-- Dataset records --
***

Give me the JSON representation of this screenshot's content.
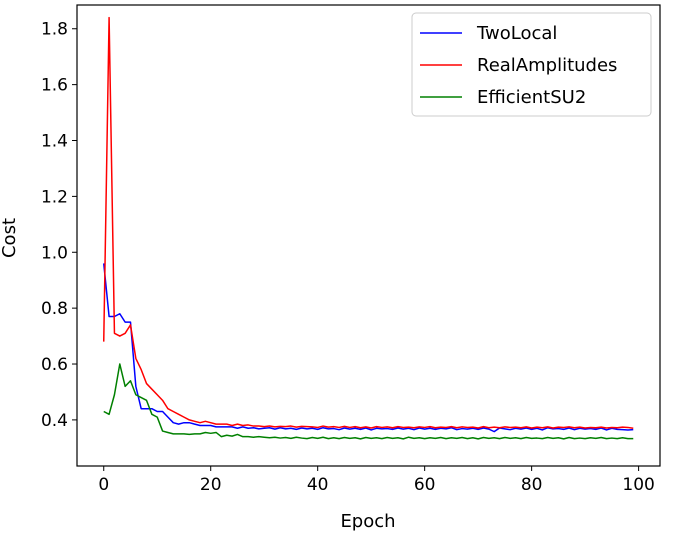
{
  "chart_data": {
    "type": "line",
    "title": "",
    "xlabel": "Epoch",
    "ylabel": "Cost",
    "xlim": [
      -5,
      104
    ],
    "ylim": [
      0.235,
      1.885
    ],
    "xticks": [
      0,
      20,
      40,
      60,
      80,
      100
    ],
    "yticks": [
      0.4,
      0.6,
      0.8,
      1.0,
      1.2,
      1.4,
      1.6,
      1.8
    ],
    "ytick_labels": [
      "0.4",
      "0.6",
      "0.8",
      "1.0",
      "1.2",
      "1.4",
      "1.6",
      "1.8"
    ],
    "grid": false,
    "legend_position": "top-right",
    "series": [
      {
        "name": "TwoLocal",
        "color": "#0000ff",
        "x": [
          0,
          1,
          2,
          3,
          4,
          5,
          6,
          7,
          8,
          9,
          10,
          11,
          12,
          13,
          14,
          15,
          16,
          17,
          18,
          19,
          20,
          21,
          22,
          23,
          24,
          25,
          26,
          27,
          28,
          29,
          30,
          31,
          32,
          33,
          34,
          35,
          36,
          37,
          38,
          39,
          40,
          41,
          42,
          43,
          44,
          45,
          46,
          47,
          48,
          49,
          50,
          51,
          52,
          53,
          54,
          55,
          56,
          57,
          58,
          59,
          60,
          61,
          62,
          63,
          64,
          65,
          66,
          67,
          68,
          69,
          70,
          71,
          72,
          73,
          74,
          75,
          76,
          77,
          78,
          79,
          80,
          81,
          82,
          83,
          84,
          85,
          86,
          87,
          88,
          89,
          90,
          91,
          92,
          93,
          94,
          95,
          96,
          97,
          98,
          99
        ],
        "y": [
          0.96,
          0.77,
          0.77,
          0.78,
          0.75,
          0.75,
          0.52,
          0.44,
          0.44,
          0.44,
          0.43,
          0.43,
          0.41,
          0.39,
          0.385,
          0.39,
          0.39,
          0.385,
          0.38,
          0.38,
          0.38,
          0.375,
          0.375,
          0.375,
          0.375,
          0.37,
          0.375,
          0.37,
          0.372,
          0.368,
          0.37,
          0.372,
          0.367,
          0.372,
          0.368,
          0.37,
          0.366,
          0.371,
          0.368,
          0.37,
          0.366,
          0.372,
          0.368,
          0.369,
          0.365,
          0.371,
          0.367,
          0.37,
          0.366,
          0.371,
          0.364,
          0.37,
          0.368,
          0.369,
          0.366,
          0.371,
          0.367,
          0.37,
          0.365,
          0.371,
          0.367,
          0.37,
          0.366,
          0.37,
          0.368,
          0.372,
          0.365,
          0.369,
          0.367,
          0.37,
          0.366,
          0.371,
          0.367,
          0.358,
          0.371,
          0.368,
          0.365,
          0.37,
          0.367,
          0.371,
          0.366,
          0.37,
          0.364,
          0.372,
          0.368,
          0.369,
          0.366,
          0.371,
          0.365,
          0.37,
          0.367,
          0.369,
          0.366,
          0.371,
          0.364,
          0.37,
          0.366,
          0.365,
          0.364,
          0.365
        ]
      },
      {
        "name": "RealAmplitudes",
        "color": "#ff0000",
        "x": [
          0,
          1,
          2,
          3,
          4,
          5,
          6,
          7,
          8,
          9,
          10,
          11,
          12,
          13,
          14,
          15,
          16,
          17,
          18,
          19,
          20,
          21,
          22,
          23,
          24,
          25,
          26,
          27,
          28,
          29,
          30,
          31,
          32,
          33,
          34,
          35,
          36,
          37,
          38,
          39,
          40,
          41,
          42,
          43,
          44,
          45,
          46,
          47,
          48,
          49,
          50,
          51,
          52,
          53,
          54,
          55,
          56,
          57,
          58,
          59,
          60,
          61,
          62,
          63,
          64,
          65,
          66,
          67,
          68,
          69,
          70,
          71,
          72,
          73,
          74,
          75,
          76,
          77,
          78,
          79,
          80,
          81,
          82,
          83,
          84,
          85,
          86,
          87,
          88,
          89,
          90,
          91,
          92,
          93,
          94,
          95,
          96,
          97,
          98,
          99
        ],
        "y": [
          0.68,
          1.84,
          0.71,
          0.7,
          0.71,
          0.74,
          0.62,
          0.58,
          0.53,
          0.51,
          0.49,
          0.47,
          0.44,
          0.43,
          0.42,
          0.41,
          0.4,
          0.395,
          0.39,
          0.395,
          0.39,
          0.385,
          0.385,
          0.385,
          0.38,
          0.385,
          0.38,
          0.382,
          0.378,
          0.378,
          0.376,
          0.378,
          0.375,
          0.377,
          0.376,
          0.378,
          0.374,
          0.377,
          0.376,
          0.375,
          0.373,
          0.378,
          0.374,
          0.376,
          0.373,
          0.377,
          0.373,
          0.376,
          0.372,
          0.375,
          0.371,
          0.376,
          0.373,
          0.375,
          0.372,
          0.376,
          0.373,
          0.374,
          0.372,
          0.375,
          0.373,
          0.376,
          0.372,
          0.374,
          0.373,
          0.376,
          0.372,
          0.375,
          0.373,
          0.374,
          0.371,
          0.376,
          0.372,
          0.374,
          0.372,
          0.375,
          0.373,
          0.374,
          0.372,
          0.375,
          0.371,
          0.374,
          0.372,
          0.375,
          0.371,
          0.374,
          0.373,
          0.375,
          0.372,
          0.374,
          0.371,
          0.373,
          0.372,
          0.374,
          0.371,
          0.373,
          0.372,
          0.374,
          0.373,
          0.37
        ]
      },
      {
        "name": "EfficientSU2",
        "color": "#008000",
        "x": [
          0,
          1,
          2,
          3,
          4,
          5,
          6,
          7,
          8,
          9,
          10,
          11,
          12,
          13,
          14,
          15,
          16,
          17,
          18,
          19,
          20,
          21,
          22,
          23,
          24,
          25,
          26,
          27,
          28,
          29,
          30,
          31,
          32,
          33,
          34,
          35,
          36,
          37,
          38,
          39,
          40,
          41,
          42,
          43,
          44,
          45,
          46,
          47,
          48,
          49,
          50,
          51,
          52,
          53,
          54,
          55,
          56,
          57,
          58,
          59,
          60,
          61,
          62,
          63,
          64,
          65,
          66,
          67,
          68,
          69,
          70,
          71,
          72,
          73,
          74,
          75,
          76,
          77,
          78,
          79,
          80,
          81,
          82,
          83,
          84,
          85,
          86,
          87,
          88,
          89,
          90,
          91,
          92,
          93,
          94,
          95,
          96,
          97,
          98,
          99
        ],
        "y": [
          0.43,
          0.42,
          0.49,
          0.6,
          0.52,
          0.54,
          0.49,
          0.48,
          0.47,
          0.42,
          0.41,
          0.36,
          0.355,
          0.35,
          0.35,
          0.35,
          0.348,
          0.35,
          0.35,
          0.355,
          0.352,
          0.355,
          0.34,
          0.345,
          0.342,
          0.348,
          0.34,
          0.34,
          0.338,
          0.34,
          0.338,
          0.336,
          0.338,
          0.335,
          0.337,
          0.334,
          0.338,
          0.335,
          0.333,
          0.337,
          0.334,
          0.338,
          0.333,
          0.336,
          0.333,
          0.337,
          0.334,
          0.336,
          0.332,
          0.337,
          0.334,
          0.336,
          0.333,
          0.337,
          0.334,
          0.336,
          0.332,
          0.338,
          0.334,
          0.336,
          0.333,
          0.336,
          0.334,
          0.337,
          0.333,
          0.336,
          0.334,
          0.337,
          0.333,
          0.336,
          0.332,
          0.337,
          0.334,
          0.336,
          0.333,
          0.337,
          0.334,
          0.336,
          0.333,
          0.337,
          0.334,
          0.335,
          0.333,
          0.337,
          0.334,
          0.336,
          0.332,
          0.337,
          0.333,
          0.335,
          0.333,
          0.336,
          0.334,
          0.337,
          0.333,
          0.335,
          0.333,
          0.336,
          0.333,
          0.333
        ]
      }
    ]
  }
}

***

-- Given task --
Write out the material above once more, exactly as it reads, with no pictures.

-- Expected output --
Give me the JSON representation of this screenshot's content.
{
  "chart_data": {
    "type": "line",
    "title": "",
    "xlabel": "Epoch",
    "ylabel": "Cost",
    "xlim": [
      -5,
      104
    ],
    "ylim": [
      0.235,
      1.885
    ],
    "xticks": [
      0,
      20,
      40,
      60,
      80,
      100
    ],
    "yticks": [
      0.4,
      0.6,
      0.8,
      1.0,
      1.2,
      1.4,
      1.6,
      1.8
    ],
    "ytick_labels": [
      "0.4",
      "0.6",
      "0.8",
      "1.0",
      "1.2",
      "1.4",
      "1.6",
      "1.8"
    ],
    "grid": false,
    "legend_position": "top-right",
    "series": [
      {
        "name": "TwoLocal",
        "color": "#0000ff",
        "x": [
          0,
          1,
          2,
          3,
          4,
          5,
          6,
          7,
          8,
          9,
          10,
          11,
          12,
          13,
          14,
          15,
          16,
          17,
          18,
          19,
          20,
          21,
          22,
          23,
          24,
          25,
          26,
          27,
          28,
          29,
          30,
          31,
          32,
          33,
          34,
          35,
          36,
          37,
          38,
          39,
          40,
          41,
          42,
          43,
          44,
          45,
          46,
          47,
          48,
          49,
          50,
          51,
          52,
          53,
          54,
          55,
          56,
          57,
          58,
          59,
          60,
          61,
          62,
          63,
          64,
          65,
          66,
          67,
          68,
          69,
          70,
          71,
          72,
          73,
          74,
          75,
          76,
          77,
          78,
          79,
          80,
          81,
          82,
          83,
          84,
          85,
          86,
          87,
          88,
          89,
          90,
          91,
          92,
          93,
          94,
          95,
          96,
          97,
          98,
          99
        ],
        "y": [
          0.96,
          0.77,
          0.77,
          0.78,
          0.75,
          0.75,
          0.52,
          0.44,
          0.44,
          0.44,
          0.43,
          0.43,
          0.41,
          0.39,
          0.385,
          0.39,
          0.39,
          0.385,
          0.38,
          0.38,
          0.38,
          0.375,
          0.375,
          0.375,
          0.375,
          0.37,
          0.375,
          0.37,
          0.372,
          0.368,
          0.37,
          0.372,
          0.367,
          0.372,
          0.368,
          0.37,
          0.366,
          0.371,
          0.368,
          0.37,
          0.366,
          0.372,
          0.368,
          0.369,
          0.365,
          0.371,
          0.367,
          0.37,
          0.366,
          0.371,
          0.364,
          0.37,
          0.368,
          0.369,
          0.366,
          0.371,
          0.367,
          0.37,
          0.365,
          0.371,
          0.367,
          0.37,
          0.366,
          0.37,
          0.368,
          0.372,
          0.365,
          0.369,
          0.367,
          0.37,
          0.366,
          0.371,
          0.367,
          0.358,
          0.371,
          0.368,
          0.365,
          0.37,
          0.367,
          0.371,
          0.366,
          0.37,
          0.364,
          0.372,
          0.368,
          0.369,
          0.366,
          0.371,
          0.365,
          0.37,
          0.367,
          0.369,
          0.366,
          0.371,
          0.364,
          0.37,
          0.366,
          0.365,
          0.364,
          0.365
        ]
      },
      {
        "name": "RealAmplitudes",
        "color": "#ff0000",
        "x": [
          0,
          1,
          2,
          3,
          4,
          5,
          6,
          7,
          8,
          9,
          10,
          11,
          12,
          13,
          14,
          15,
          16,
          17,
          18,
          19,
          20,
          21,
          22,
          23,
          24,
          25,
          26,
          27,
          28,
          29,
          30,
          31,
          32,
          33,
          34,
          35,
          36,
          37,
          38,
          39,
          40,
          41,
          42,
          43,
          44,
          45,
          46,
          47,
          48,
          49,
          50,
          51,
          52,
          53,
          54,
          55,
          56,
          57,
          58,
          59,
          60,
          61,
          62,
          63,
          64,
          65,
          66,
          67,
          68,
          69,
          70,
          71,
          72,
          73,
          74,
          75,
          76,
          77,
          78,
          79,
          80,
          81,
          82,
          83,
          84,
          85,
          86,
          87,
          88,
          89,
          90,
          91,
          92,
          93,
          94,
          95,
          96,
          97,
          98,
          99
        ],
        "y": [
          0.68,
          1.84,
          0.71,
          0.7,
          0.71,
          0.74,
          0.62,
          0.58,
          0.53,
          0.51,
          0.49,
          0.47,
          0.44,
          0.43,
          0.42,
          0.41,
          0.4,
          0.395,
          0.39,
          0.395,
          0.39,
          0.385,
          0.385,
          0.385,
          0.38,
          0.385,
          0.38,
          0.382,
          0.378,
          0.378,
          0.376,
          0.378,
          0.375,
          0.377,
          0.376,
          0.378,
          0.374,
          0.377,
          0.376,
          0.375,
          0.373,
          0.378,
          0.374,
          0.376,
          0.373,
          0.377,
          0.373,
          0.376,
          0.372,
          0.375,
          0.371,
          0.376,
          0.373,
          0.375,
          0.372,
          0.376,
          0.373,
          0.374,
          0.372,
          0.375,
          0.373,
          0.376,
          0.372,
          0.374,
          0.373,
          0.376,
          0.372,
          0.375,
          0.373,
          0.374,
          0.371,
          0.376,
          0.372,
          0.374,
          0.372,
          0.375,
          0.373,
          0.374,
          0.372,
          0.375,
          0.371,
          0.374,
          0.372,
          0.375,
          0.371,
          0.374,
          0.373,
          0.375,
          0.372,
          0.374,
          0.371,
          0.373,
          0.372,
          0.374,
          0.371,
          0.373,
          0.372,
          0.374,
          0.373,
          0.37
        ]
      },
      {
        "name": "EfficientSU2",
        "color": "#008000",
        "x": [
          0,
          1,
          2,
          3,
          4,
          5,
          6,
          7,
          8,
          9,
          10,
          11,
          12,
          13,
          14,
          15,
          16,
          17,
          18,
          19,
          20,
          21,
          22,
          23,
          24,
          25,
          26,
          27,
          28,
          29,
          30,
          31,
          32,
          33,
          34,
          35,
          36,
          37,
          38,
          39,
          40,
          41,
          42,
          43,
          44,
          45,
          46,
          47,
          48,
          49,
          50,
          51,
          52,
          53,
          54,
          55,
          56,
          57,
          58,
          59,
          60,
          61,
          62,
          63,
          64,
          65,
          66,
          67,
          68,
          69,
          70,
          71,
          72,
          73,
          74,
          75,
          76,
          77,
          78,
          79,
          80,
          81,
          82,
          83,
          84,
          85,
          86,
          87,
          88,
          89,
          90,
          91,
          92,
          93,
          94,
          95,
          96,
          97,
          98,
          99
        ],
        "y": [
          0.43,
          0.42,
          0.49,
          0.6,
          0.52,
          0.54,
          0.49,
          0.48,
          0.47,
          0.42,
          0.41,
          0.36,
          0.355,
          0.35,
          0.35,
          0.35,
          0.348,
          0.35,
          0.35,
          0.355,
          0.352,
          0.355,
          0.34,
          0.345,
          0.342,
          0.348,
          0.34,
          0.34,
          0.338,
          0.34,
          0.338,
          0.336,
          0.338,
          0.335,
          0.337,
          0.334,
          0.338,
          0.335,
          0.333,
          0.337,
          0.334,
          0.338,
          0.333,
          0.336,
          0.333,
          0.337,
          0.334,
          0.336,
          0.332,
          0.337,
          0.334,
          0.336,
          0.333,
          0.337,
          0.334,
          0.336,
          0.332,
          0.338,
          0.334,
          0.336,
          0.333,
          0.336,
          0.334,
          0.337,
          0.333,
          0.336,
          0.334,
          0.337,
          0.333,
          0.336,
          0.332,
          0.337,
          0.334,
          0.336,
          0.333,
          0.337,
          0.334,
          0.336,
          0.333,
          0.337,
          0.334,
          0.335,
          0.333,
          0.337,
          0.334,
          0.336,
          0.332,
          0.337,
          0.333,
          0.335,
          0.333,
          0.336,
          0.334,
          0.337,
          0.333,
          0.335,
          0.333,
          0.336,
          0.333,
          0.333
        ]
      }
    ]
  }
}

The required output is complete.